◆ **TASK DIRECTIONS**: In your copy, reproduce the entries exactly as they are, minus the images.

--- Start ROWS ---

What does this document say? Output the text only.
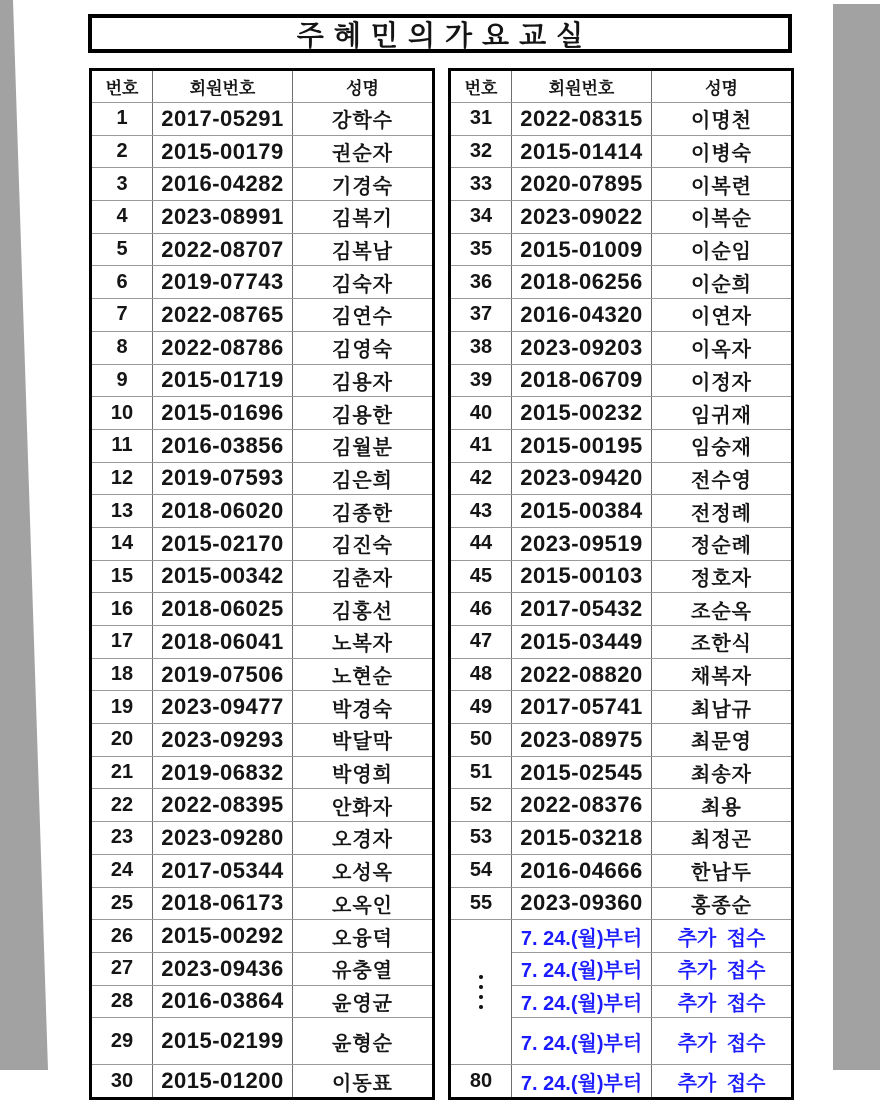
주혜민의가요교실
번호	회원번호	성명
1	2017-05291	강학수
2	2015-00179	권순자
3	2016-04282	기경숙
4	2023-08991	김복기
5	2022-08707	김복남
6	2019-07743	김숙자
7	2022-08765	김연수
8	2022-08786	김영숙
9	2015-01719	김용자
10	2015-01696	김용한
11	2016-03856	김월분
12	2019-07593	김은희
13	2018-06020	김종한
14	2015-02170	김진숙
15	2015-00342	김춘자
16	2018-06025	김홍선
17	2018-06041	노복자
18	2019-07506	노현순
19	2023-09477	박경숙
20	2023-09293	박달막
21	2019-06832	박영희
22	2022-08395	안화자
23	2023-09280	오경자
24	2017-05344	오성옥
25	2018-06173	오옥인
26	2015-00292	오융덕
27	2023-09436	유충열
28	2016-03864	윤영균
29	2015-02199	윤형순
30	2015-01200	이동표
번호	회원번호	성명
31	2022-08315	이명천
32	2015-01414	이병숙
33	2020-07895	이복련
34	2023-09022	이복순
35	2015-01009	이순임
36	2018-06256	이순희
37	2016-04320	이연자
38	2023-09203	이옥자
39	2018-06709	이정자
40	2015-00232	임귀재
41	2015-00195	임숭재
42	2023-09420	전수영
43	2015-00384	전정례
44	2023-09519	정순례
45	2015-00103	정호자
46	2017-05432	조순옥
47	2015-03449	조한식
48	2022-08820	채복자
49	2017-05741	최남규
50	2023-08975	최문영
51	2015-02545	최송자
52	2022-08376	최용
53	2015-03218	최정곤
54	2016-04666	한남두
55	2023-09360	홍종순

	7. 24.(월)부터	추가 접수
	7. 24.(월)부터	추가 접수
	7. 24.(월)부터	추가 접수
	7. 24.(월)부터	추가 접수
80	7. 24.(월)부터	추가 접수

--- End ROWS ---

◆ **SOLVED EXERCISE**:
What does this document say? Output the text only.
주혜민의가요교실
번호	회원번호	성명
1	2017-05291	강학수
2	2015-00179	권순자
3	2016-04282	기경숙
4	2023-08991	김복기
5	2022-08707	김복남
6	2019-07743	김숙자
7	2022-08765	김연수
8	2022-08786	김영숙
9	2015-01719	김용자
10	2015-01696	김용한
11	2016-03856	김월분
12	2019-07593	김은희
13	2018-06020	김종한
14	2015-02170	김진숙
15	2015-00342	김춘자
16	2018-06025	김홍선
17	2018-06041	노복자
18	2019-07506	노현순
19	2023-09477	박경숙
20	2023-09293	박달막
21	2019-06832	박영희
22	2022-08395	안화자
23	2023-09280	오경자
24	2017-05344	오성옥
25	2018-06173	오옥인
26	2015-00292	오융덕
27	2023-09436	유충열
28	2016-03864	윤영균
29	2015-02199	윤형순
30	2015-01200	이동표
번호	회원번호	성명
31	2022-08315	이명천
32	2015-01414	이병숙
33	2020-07895	이복련
34	2023-09022	이복순
35	2015-01009	이순임
36	2018-06256	이순희
37	2016-04320	이연자
38	2023-09203	이옥자
39	2018-06709	이정자
40	2015-00232	임귀재
41	2015-00195	임숭재
42	2023-09420	전수영
43	2015-00384	전정례
44	2023-09519	정순례
45	2015-00103	정호자
46	2017-05432	조순옥
47	2015-03449	조한식
48	2022-08820	채복자
49	2017-05741	최남규
50	2023-08975	최문영
51	2015-02545	최송자
52	2022-08376	최용
53	2015-03218	최정곤
54	2016-04666	한남두
55	2023-09360	홍종순

	7. 24.(월)부터	추가 접수
	7. 24.(월)부터	추가 접수
	7. 24.(월)부터	추가 접수
	7. 24.(월)부터	추가 접수
80	7. 24.(월)부터	추가 접수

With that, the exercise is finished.